> [INFORMATION SUPPLIED]

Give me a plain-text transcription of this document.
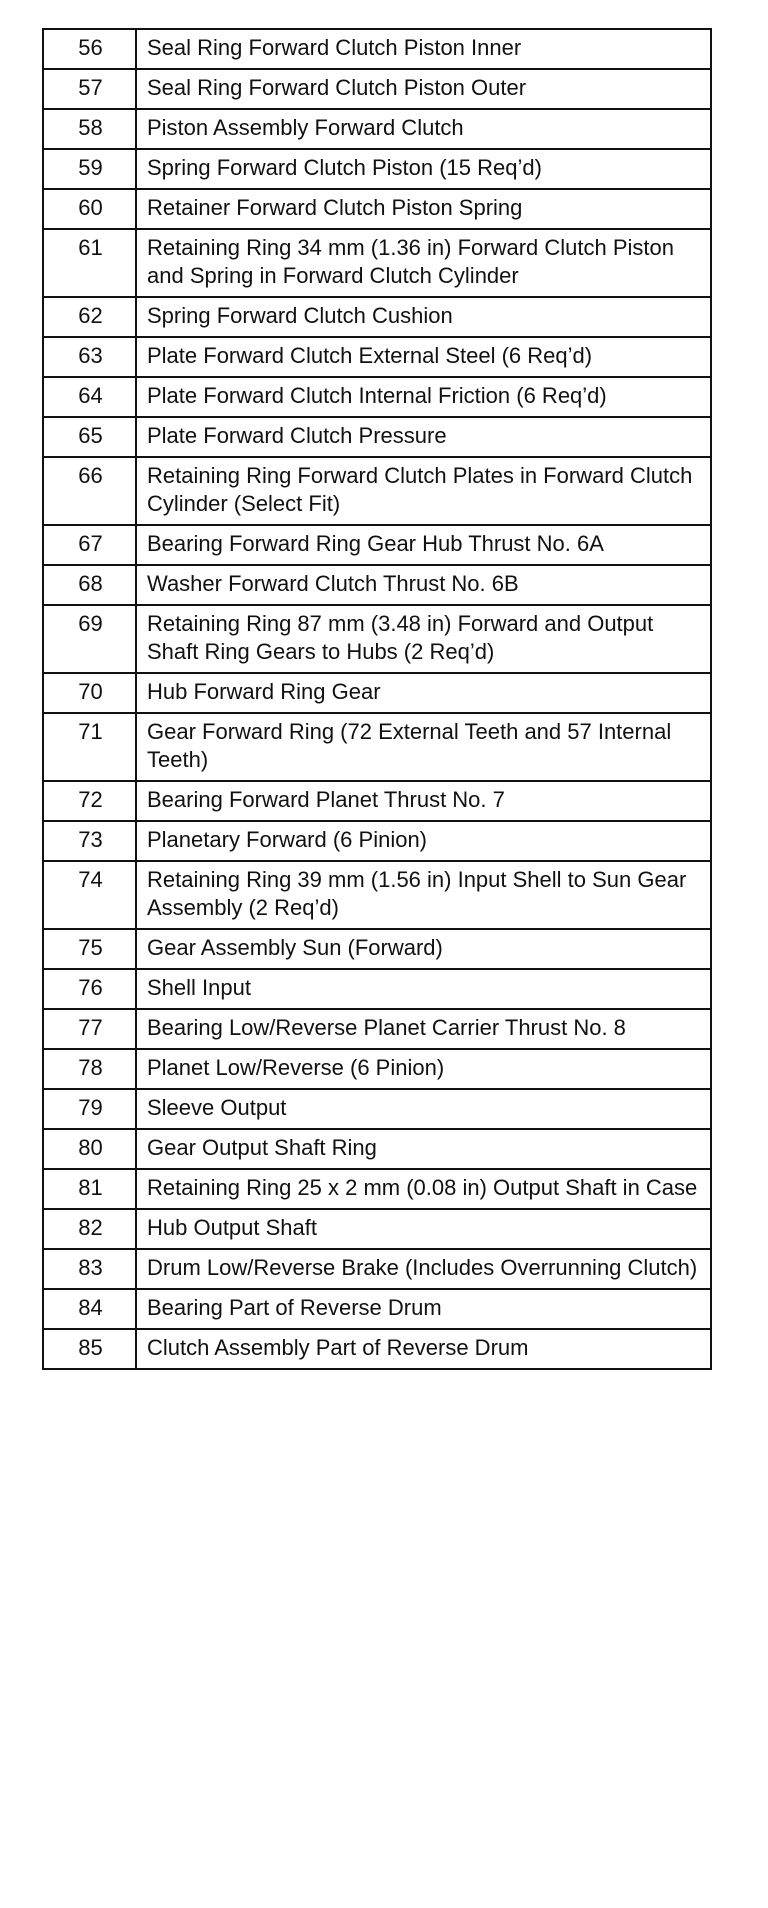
56	Seal Ring Forward Clutch Piston Inner
57	Seal Ring Forward Clutch Piston Outer
58	Piston Assembly Forward Clutch
59	Spring Forward Clutch Piston (15 Req’d)
60	Retainer Forward Clutch Piston Spring
61	Retaining Ring 34 mm (1.36 in) Forward Clutch Piston and Spring in Forward Clutch Cylinder
62	Spring Forward Clutch Cushion
63	Plate Forward Clutch External Steel (6 Req’d)
64	Plate Forward Clutch Internal Friction (6 Req’d)
65	Plate Forward Clutch Pressure
66	Retaining Ring Forward Clutch Plates in Forward Clutch Cylinder (Select Fit)
67	Bearing Forward Ring Gear Hub Thrust No. 6A
68	Washer Forward Clutch Thrust No. 6B
69	Retaining Ring 87 mm (3.48 in) Forward and Output Shaft Ring Gears to Hubs (2 Req’d)
70	Hub Forward Ring Gear
71	Gear Forward Ring (72 External Teeth and 57 Internal Teeth)
72	Bearing Forward Planet Thrust No. 7
73	Planetary Forward (6 Pinion)
74	Retaining Ring 39 mm (1.56 in) Input Shell to Sun Gear Assembly (2 Req’d)
75	Gear Assembly Sun (Forward)
76	Shell Input
77	Bearing Low/Reverse Planet Carrier Thrust No. 8
78	Planet Low/Reverse (6 Pinion)
79	Sleeve Output
80	Gear Output Shaft Ring
81	Retaining Ring 25 x 2 mm (0.08 in) Output Shaft in Case
82	Hub Output Shaft
83	Drum Low/Reverse Brake (Includes Overrunning Clutch)
84	Bearing Part of Reverse Drum
85	Clutch Assembly Part of Reverse Drum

> [TASK DIRECTIONS] Without the pictures, output the full listing exactly as it stands.

> [RESULT BELOW]
Give me a plain-text transcription of this document.
56	Seal Ring Forward Clutch Piston Inner
57	Seal Ring Forward Clutch Piston Outer
58	Piston Assembly Forward Clutch
59	Spring Forward Clutch Piston (15 Req’d)
60	Retainer Forward Clutch Piston Spring
61	Retaining Ring 34 mm (1.36 in) Forward Clutch Piston and Spring in Forward Clutch Cylinder
62	Spring Forward Clutch Cushion
63	Plate Forward Clutch External Steel (6 Req’d)
64	Plate Forward Clutch Internal Friction (6 Req’d)
65	Plate Forward Clutch Pressure
66	Retaining Ring Forward Clutch Plates in Forward Clutch Cylinder (Select Fit)
67	Bearing Forward Ring Gear Hub Thrust No. 6A
68	Washer Forward Clutch Thrust No. 6B
69	Retaining Ring 87 mm (3.48 in) Forward and Output Shaft Ring Gears to Hubs (2 Req’d)
70	Hub Forward Ring Gear
71	Gear Forward Ring (72 External Teeth and 57 Internal Teeth)
72	Bearing Forward Planet Thrust No. 7
73	Planetary Forward (6 Pinion)
74	Retaining Ring 39 mm (1.56 in) Input Shell to Sun Gear Assembly (2 Req’d)
75	Gear Assembly Sun (Forward)
76	Shell Input
77	Bearing Low/Reverse Planet Carrier Thrust No. 8
78	Planet Low/Reverse (6 Pinion)
79	Sleeve Output
80	Gear Output Shaft Ring
81	Retaining Ring 25 x 2 mm (0.08 in) Output Shaft in Case
82	Hub Output Shaft
83	Drum Low/Reverse Brake (Includes Overrunning Clutch)
84	Bearing Part of Reverse Drum
85	Clutch Assembly Part of Reverse Drum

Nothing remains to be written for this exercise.